What this task involves:
Drop every picture and give the entries back exactly.

Supplied entries:
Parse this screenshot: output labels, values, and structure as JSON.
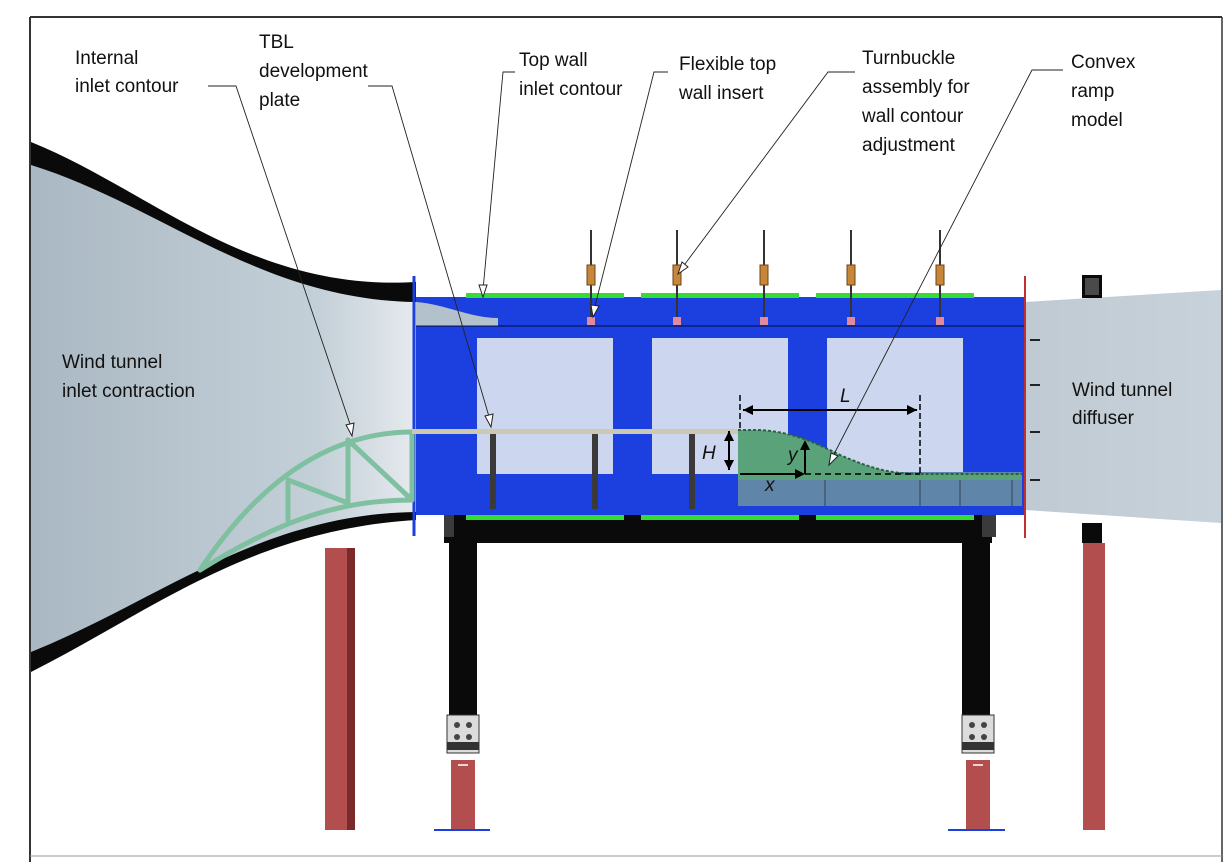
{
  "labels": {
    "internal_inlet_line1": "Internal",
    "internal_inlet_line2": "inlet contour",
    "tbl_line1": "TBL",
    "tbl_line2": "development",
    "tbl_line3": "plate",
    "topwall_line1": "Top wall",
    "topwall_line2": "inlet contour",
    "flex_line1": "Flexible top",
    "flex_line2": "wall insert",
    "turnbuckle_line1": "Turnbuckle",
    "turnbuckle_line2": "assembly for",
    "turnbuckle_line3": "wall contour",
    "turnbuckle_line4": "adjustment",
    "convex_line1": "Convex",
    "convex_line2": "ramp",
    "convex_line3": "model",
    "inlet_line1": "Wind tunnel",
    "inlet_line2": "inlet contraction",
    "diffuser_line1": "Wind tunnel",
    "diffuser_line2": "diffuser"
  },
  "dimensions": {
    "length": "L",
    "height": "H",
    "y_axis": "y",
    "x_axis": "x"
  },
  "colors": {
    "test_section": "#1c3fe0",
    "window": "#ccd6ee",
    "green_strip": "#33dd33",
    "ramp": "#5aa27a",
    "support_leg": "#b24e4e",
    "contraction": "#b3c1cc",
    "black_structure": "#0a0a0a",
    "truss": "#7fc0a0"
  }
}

Task output:
Parse this screenshot: output labels, values, and structure as JSON.
{
  "labels": {
    "internal_inlet_line1": "Internal",
    "internal_inlet_line2": "inlet contour",
    "tbl_line1": "TBL",
    "tbl_line2": "development",
    "tbl_line3": "plate",
    "topwall_line1": "Top wall",
    "topwall_line2": "inlet contour",
    "flex_line1": "Flexible top",
    "flex_line2": "wall insert",
    "turnbuckle_line1": "Turnbuckle",
    "turnbuckle_line2": "assembly for",
    "turnbuckle_line3": "wall contour",
    "turnbuckle_line4": "adjustment",
    "convex_line1": "Convex",
    "convex_line2": "ramp",
    "convex_line3": "model",
    "inlet_line1": "Wind tunnel",
    "inlet_line2": "inlet contraction",
    "diffuser_line1": "Wind tunnel",
    "diffuser_line2": "diffuser"
  },
  "dimensions": {
    "length": "L",
    "height": "H",
    "y_axis": "y",
    "x_axis": "x"
  },
  "colors": {
    "test_section": "#1c3fe0",
    "window": "#ccd6ee",
    "green_strip": "#33dd33",
    "ramp": "#5aa27a",
    "support_leg": "#b24e4e",
    "contraction": "#b3c1cc",
    "black_structure": "#0a0a0a",
    "truss": "#7fc0a0"
  }
}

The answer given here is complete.